> _DATA PROVIDED_
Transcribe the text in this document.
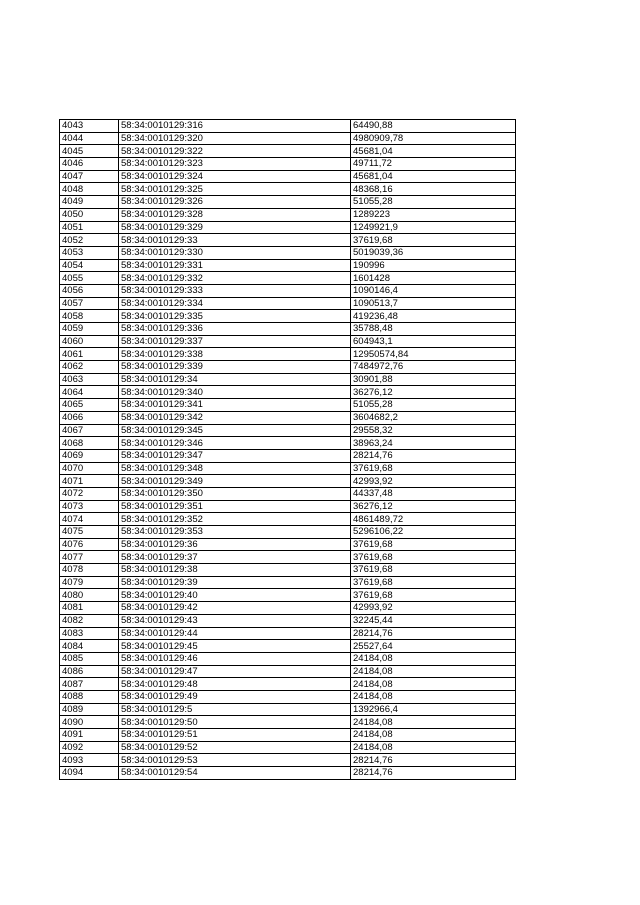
4043	58:34:0010129:316	64490,88
4044	58:34:0010129:320	4980909,78
4045	58:34:0010129:322	45681,04
4046	58:34:0010129:323	49711,72
4047	58:34:0010129:324	45681,04
4048	58:34:0010129:325	48368,16
4049	58:34:0010129:326	51055,28
4050	58:34:0010129:328	1289223
4051	58:34:0010129:329	1249921,9
4052	58:34:0010129:33	37619,68
4053	58:34:0010129:330	5019039,36
4054	58:34:0010129:331	190996
4055	58:34:0010129:332	1601428
4056	58:34:0010129:333	1090146,4
4057	58:34:0010129:334	1090513,7
4058	58:34:0010129:335	419236,48
4059	58:34:0010129:336	35788,48
4060	58:34:0010129:337	604943,1
4061	58:34:0010129:338	12950574,84
4062	58:34:0010129:339	7484972,76
4063	58:34:0010129:34	30901,88
4064	58:34:0010129:340	36276,12
4065	58:34:0010129:341	51055,28
4066	58:34:0010129:342	3604682,2
4067	58:34:0010129:345	29558,32
4068	58:34:0010129:346	38963,24
4069	58:34:0010129:347	28214,76
4070	58:34:0010129:348	37619,68
4071	58:34:0010129:349	42993,92
4072	58:34:0010129:350	44337,48
4073	58:34:0010129:351	36276,12
4074	58:34:0010129:352	4861489,72
4075	58:34:0010129:353	5296106,22
4076	58:34:0010129:36	37619,68
4077	58:34:0010129:37	37619,68
4078	58:34:0010129:38	37619,68
4079	58:34:0010129:39	37619,68
4080	58:34:0010129:40	37619,68
4081	58:34:0010129:42	42993,92
4082	58:34:0010129:43	32245,44
4083	58:34:0010129:44	28214,76
4084	58:34:0010129:45	25527,64
4085	58:34:0010129:46	24184,08
4086	58:34:0010129:47	24184,08
4087	58:34:0010129:48	24184,08
4088	58:34:0010129:49	24184,08
4089	58:34:0010129:5	1392966,4
4090	58:34:0010129:50	24184,08
4091	58:34:0010129:51	24184,08
4092	58:34:0010129:52	24184,08
4093	58:34:0010129:53	28214,76
4094	58:34:0010129:54	28214,76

> _REQUIRED TASK_
Skip the pictures, then retype every line above exactly.

> _RESULT OF THE TASK_
Transcribe the text in this document.
4043	58:34:0010129:316	64490,88
4044	58:34:0010129:320	4980909,78
4045	58:34:0010129:322	45681,04
4046	58:34:0010129:323	49711,72
4047	58:34:0010129:324	45681,04
4048	58:34:0010129:325	48368,16
4049	58:34:0010129:326	51055,28
4050	58:34:0010129:328	1289223
4051	58:34:0010129:329	1249921,9
4052	58:34:0010129:33	37619,68
4053	58:34:0010129:330	5019039,36
4054	58:34:0010129:331	190996
4055	58:34:0010129:332	1601428
4056	58:34:0010129:333	1090146,4
4057	58:34:0010129:334	1090513,7
4058	58:34:0010129:335	419236,48
4059	58:34:0010129:336	35788,48
4060	58:34:0010129:337	604943,1
4061	58:34:0010129:338	12950574,84
4062	58:34:0010129:339	7484972,76
4063	58:34:0010129:34	30901,88
4064	58:34:0010129:340	36276,12
4065	58:34:0010129:341	51055,28
4066	58:34:0010129:342	3604682,2
4067	58:34:0010129:345	29558,32
4068	58:34:0010129:346	38963,24
4069	58:34:0010129:347	28214,76
4070	58:34:0010129:348	37619,68
4071	58:34:0010129:349	42993,92
4072	58:34:0010129:350	44337,48
4073	58:34:0010129:351	36276,12
4074	58:34:0010129:352	4861489,72
4075	58:34:0010129:353	5296106,22
4076	58:34:0010129:36	37619,68
4077	58:34:0010129:37	37619,68
4078	58:34:0010129:38	37619,68
4079	58:34:0010129:39	37619,68
4080	58:34:0010129:40	37619,68
4081	58:34:0010129:42	42993,92
4082	58:34:0010129:43	32245,44
4083	58:34:0010129:44	28214,76
4084	58:34:0010129:45	25527,64
4085	58:34:0010129:46	24184,08
4086	58:34:0010129:47	24184,08
4087	58:34:0010129:48	24184,08
4088	58:34:0010129:49	24184,08
4089	58:34:0010129:5	1392966,4
4090	58:34:0010129:50	24184,08
4091	58:34:0010129:51	24184,08
4092	58:34:0010129:52	24184,08
4093	58:34:0010129:53	28214,76
4094	58:34:0010129:54	28214,76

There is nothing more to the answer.